┌─ Records for this task
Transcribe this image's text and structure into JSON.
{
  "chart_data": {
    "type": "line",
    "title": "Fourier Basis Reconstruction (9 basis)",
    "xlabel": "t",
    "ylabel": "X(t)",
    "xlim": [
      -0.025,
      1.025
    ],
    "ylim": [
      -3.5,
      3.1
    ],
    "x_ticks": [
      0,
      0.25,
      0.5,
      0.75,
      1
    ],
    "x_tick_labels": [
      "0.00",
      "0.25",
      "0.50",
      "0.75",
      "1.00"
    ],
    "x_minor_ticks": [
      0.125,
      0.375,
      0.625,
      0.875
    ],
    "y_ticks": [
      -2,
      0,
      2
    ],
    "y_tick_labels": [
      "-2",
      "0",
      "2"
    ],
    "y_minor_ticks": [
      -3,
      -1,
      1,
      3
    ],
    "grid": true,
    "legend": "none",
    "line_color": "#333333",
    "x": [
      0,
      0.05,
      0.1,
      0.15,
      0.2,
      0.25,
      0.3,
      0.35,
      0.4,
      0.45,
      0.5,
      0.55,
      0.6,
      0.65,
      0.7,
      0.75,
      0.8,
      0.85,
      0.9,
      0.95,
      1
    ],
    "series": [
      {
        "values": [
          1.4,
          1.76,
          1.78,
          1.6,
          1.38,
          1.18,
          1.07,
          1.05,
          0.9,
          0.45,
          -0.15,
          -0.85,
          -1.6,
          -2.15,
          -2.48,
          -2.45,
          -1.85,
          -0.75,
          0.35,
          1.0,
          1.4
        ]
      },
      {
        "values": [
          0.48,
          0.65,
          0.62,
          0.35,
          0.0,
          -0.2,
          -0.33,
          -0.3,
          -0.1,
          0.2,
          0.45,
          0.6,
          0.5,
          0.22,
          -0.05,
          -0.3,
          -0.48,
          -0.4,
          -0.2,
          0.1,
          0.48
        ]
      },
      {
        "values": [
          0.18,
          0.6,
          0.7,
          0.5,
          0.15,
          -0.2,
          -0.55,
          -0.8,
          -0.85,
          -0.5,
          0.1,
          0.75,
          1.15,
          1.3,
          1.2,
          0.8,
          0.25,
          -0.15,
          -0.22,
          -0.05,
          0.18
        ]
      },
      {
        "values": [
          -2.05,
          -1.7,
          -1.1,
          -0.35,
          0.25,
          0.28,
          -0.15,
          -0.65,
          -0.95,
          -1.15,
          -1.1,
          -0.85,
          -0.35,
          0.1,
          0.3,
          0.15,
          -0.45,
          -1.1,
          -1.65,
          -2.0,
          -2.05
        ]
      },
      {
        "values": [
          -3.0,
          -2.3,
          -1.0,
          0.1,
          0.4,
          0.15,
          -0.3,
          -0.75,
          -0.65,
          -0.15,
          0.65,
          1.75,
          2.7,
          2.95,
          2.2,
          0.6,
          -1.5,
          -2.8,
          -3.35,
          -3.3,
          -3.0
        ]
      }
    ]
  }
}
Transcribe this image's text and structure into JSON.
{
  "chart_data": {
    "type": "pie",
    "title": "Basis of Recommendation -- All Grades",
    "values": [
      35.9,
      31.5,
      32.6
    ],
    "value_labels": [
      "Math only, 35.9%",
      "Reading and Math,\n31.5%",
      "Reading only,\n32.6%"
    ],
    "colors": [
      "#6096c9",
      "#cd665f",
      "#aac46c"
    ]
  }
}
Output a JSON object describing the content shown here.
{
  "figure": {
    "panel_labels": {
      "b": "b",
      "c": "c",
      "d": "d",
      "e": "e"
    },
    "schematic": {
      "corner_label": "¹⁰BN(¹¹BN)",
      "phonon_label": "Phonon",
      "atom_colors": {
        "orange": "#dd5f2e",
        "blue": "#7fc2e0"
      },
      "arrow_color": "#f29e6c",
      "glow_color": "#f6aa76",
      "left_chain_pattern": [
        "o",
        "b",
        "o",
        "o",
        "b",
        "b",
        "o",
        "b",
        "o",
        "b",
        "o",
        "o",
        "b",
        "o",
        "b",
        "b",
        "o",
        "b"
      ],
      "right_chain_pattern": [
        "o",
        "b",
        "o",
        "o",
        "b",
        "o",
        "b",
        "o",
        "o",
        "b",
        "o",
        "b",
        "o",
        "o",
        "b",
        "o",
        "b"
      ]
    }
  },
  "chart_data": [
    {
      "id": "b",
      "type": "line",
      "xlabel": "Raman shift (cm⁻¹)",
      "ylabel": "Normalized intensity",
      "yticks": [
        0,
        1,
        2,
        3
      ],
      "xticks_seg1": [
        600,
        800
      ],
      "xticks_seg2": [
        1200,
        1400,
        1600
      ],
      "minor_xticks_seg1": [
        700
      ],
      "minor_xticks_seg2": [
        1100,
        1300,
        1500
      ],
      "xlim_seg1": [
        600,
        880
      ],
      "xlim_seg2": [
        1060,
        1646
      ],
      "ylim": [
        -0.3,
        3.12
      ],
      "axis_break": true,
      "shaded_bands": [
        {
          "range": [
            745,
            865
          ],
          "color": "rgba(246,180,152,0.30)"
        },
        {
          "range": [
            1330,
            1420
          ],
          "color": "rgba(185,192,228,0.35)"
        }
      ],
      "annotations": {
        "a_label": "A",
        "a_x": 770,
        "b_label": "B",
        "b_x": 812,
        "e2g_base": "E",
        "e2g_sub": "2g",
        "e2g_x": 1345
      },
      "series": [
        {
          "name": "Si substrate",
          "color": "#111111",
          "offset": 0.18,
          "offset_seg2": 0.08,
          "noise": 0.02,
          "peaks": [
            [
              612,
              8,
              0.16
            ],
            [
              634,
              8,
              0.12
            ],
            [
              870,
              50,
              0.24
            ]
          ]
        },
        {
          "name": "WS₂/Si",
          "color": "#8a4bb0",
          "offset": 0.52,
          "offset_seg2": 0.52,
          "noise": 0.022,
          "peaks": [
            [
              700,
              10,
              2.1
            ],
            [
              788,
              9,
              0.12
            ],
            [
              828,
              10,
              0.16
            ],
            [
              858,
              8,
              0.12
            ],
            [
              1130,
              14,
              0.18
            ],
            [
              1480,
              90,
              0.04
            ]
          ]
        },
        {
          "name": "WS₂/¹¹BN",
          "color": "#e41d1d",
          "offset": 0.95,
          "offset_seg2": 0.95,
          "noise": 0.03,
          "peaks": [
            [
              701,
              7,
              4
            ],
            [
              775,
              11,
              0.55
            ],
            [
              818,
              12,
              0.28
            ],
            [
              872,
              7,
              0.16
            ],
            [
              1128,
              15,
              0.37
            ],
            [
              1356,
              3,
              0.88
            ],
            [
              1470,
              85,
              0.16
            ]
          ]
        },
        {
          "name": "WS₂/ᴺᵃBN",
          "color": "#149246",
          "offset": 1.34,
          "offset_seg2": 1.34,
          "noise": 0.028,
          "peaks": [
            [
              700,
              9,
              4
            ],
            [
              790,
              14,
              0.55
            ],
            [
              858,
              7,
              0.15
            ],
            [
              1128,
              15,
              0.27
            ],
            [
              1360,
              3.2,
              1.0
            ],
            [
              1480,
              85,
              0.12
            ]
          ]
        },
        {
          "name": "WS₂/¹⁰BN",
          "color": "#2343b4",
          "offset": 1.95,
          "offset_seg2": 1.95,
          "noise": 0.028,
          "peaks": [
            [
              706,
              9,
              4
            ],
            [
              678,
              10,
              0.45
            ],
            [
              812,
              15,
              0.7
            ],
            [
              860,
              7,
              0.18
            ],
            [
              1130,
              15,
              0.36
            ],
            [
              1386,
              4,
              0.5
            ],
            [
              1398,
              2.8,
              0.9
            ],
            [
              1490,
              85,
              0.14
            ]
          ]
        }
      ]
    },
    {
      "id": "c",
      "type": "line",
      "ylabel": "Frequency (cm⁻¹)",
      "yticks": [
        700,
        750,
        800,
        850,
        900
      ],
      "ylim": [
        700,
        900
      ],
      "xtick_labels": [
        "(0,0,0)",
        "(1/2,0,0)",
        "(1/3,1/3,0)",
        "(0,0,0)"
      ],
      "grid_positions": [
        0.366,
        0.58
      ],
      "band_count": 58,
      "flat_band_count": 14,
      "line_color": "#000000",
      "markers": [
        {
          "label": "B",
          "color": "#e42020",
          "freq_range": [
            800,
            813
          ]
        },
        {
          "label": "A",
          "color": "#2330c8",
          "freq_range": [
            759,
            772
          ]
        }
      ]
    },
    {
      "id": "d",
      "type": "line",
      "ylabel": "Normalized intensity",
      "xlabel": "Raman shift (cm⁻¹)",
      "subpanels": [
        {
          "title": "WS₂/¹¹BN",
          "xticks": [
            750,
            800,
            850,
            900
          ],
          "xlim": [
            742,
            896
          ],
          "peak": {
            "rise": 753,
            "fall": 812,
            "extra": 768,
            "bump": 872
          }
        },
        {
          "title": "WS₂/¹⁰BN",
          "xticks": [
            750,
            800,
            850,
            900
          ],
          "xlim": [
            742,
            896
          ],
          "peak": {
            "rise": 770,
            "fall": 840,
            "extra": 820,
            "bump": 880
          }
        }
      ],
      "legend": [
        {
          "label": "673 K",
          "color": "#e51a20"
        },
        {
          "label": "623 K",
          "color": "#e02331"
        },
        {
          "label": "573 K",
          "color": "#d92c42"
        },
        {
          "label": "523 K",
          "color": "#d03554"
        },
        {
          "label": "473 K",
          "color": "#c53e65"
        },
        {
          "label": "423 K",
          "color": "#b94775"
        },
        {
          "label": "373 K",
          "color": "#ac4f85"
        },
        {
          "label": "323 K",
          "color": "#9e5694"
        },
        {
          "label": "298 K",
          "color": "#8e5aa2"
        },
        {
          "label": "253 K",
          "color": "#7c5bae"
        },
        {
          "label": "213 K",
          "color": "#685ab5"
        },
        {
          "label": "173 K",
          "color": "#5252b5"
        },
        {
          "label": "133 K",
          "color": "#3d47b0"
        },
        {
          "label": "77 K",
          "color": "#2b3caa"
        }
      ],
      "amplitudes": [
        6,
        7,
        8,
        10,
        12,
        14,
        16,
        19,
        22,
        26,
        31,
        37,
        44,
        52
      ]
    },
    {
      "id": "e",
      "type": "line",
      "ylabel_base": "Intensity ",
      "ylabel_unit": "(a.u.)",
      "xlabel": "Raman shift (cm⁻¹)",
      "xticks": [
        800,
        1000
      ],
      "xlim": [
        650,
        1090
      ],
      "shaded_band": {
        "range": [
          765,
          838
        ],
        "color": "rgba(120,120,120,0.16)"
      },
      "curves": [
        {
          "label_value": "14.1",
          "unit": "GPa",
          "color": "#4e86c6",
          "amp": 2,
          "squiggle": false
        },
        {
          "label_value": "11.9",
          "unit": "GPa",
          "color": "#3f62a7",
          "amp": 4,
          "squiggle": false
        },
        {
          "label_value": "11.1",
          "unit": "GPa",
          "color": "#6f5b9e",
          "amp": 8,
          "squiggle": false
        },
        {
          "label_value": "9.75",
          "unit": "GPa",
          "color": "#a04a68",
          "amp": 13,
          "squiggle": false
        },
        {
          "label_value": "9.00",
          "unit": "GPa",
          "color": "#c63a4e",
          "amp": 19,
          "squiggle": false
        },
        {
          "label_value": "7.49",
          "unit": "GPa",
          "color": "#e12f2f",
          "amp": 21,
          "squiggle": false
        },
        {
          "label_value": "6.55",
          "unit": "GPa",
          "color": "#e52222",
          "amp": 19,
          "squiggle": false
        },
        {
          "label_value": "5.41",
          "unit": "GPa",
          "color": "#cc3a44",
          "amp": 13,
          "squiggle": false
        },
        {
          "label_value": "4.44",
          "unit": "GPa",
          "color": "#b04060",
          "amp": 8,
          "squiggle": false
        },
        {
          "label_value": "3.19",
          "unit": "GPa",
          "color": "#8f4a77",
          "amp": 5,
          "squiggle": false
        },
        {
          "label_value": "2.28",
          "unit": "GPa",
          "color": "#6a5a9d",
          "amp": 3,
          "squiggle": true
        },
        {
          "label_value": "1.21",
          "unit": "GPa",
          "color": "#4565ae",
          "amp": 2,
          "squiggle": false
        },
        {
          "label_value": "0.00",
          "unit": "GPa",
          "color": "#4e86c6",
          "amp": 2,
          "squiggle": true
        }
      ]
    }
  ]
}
└─
Determine the number of lines in the listing that hold the word "Reading", and supply that number and nothing further.

The answer
2